== Task inputs

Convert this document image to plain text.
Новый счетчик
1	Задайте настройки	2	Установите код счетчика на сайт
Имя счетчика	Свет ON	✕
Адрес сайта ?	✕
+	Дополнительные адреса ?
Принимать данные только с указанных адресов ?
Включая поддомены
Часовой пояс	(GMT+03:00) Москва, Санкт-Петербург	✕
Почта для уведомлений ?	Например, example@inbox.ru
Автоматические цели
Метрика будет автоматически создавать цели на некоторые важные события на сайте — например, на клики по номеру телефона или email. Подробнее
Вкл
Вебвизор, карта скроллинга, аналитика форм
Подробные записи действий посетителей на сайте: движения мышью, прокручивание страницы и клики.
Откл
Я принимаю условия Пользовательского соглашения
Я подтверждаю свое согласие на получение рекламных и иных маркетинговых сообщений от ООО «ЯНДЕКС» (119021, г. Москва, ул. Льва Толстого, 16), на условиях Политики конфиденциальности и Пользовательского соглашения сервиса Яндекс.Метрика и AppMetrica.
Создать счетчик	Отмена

====

Requirement -
Out of the preceding entries, pull every line containing the string "сайте".

Output below -
Метрика будет автоматически создавать цели на некоторые важные события на сайте — например, на клики по номеру телефона или email. Подробнее
Подробные записи действий посетителей на сайте: движения мышью, прокручивание страницы и клики.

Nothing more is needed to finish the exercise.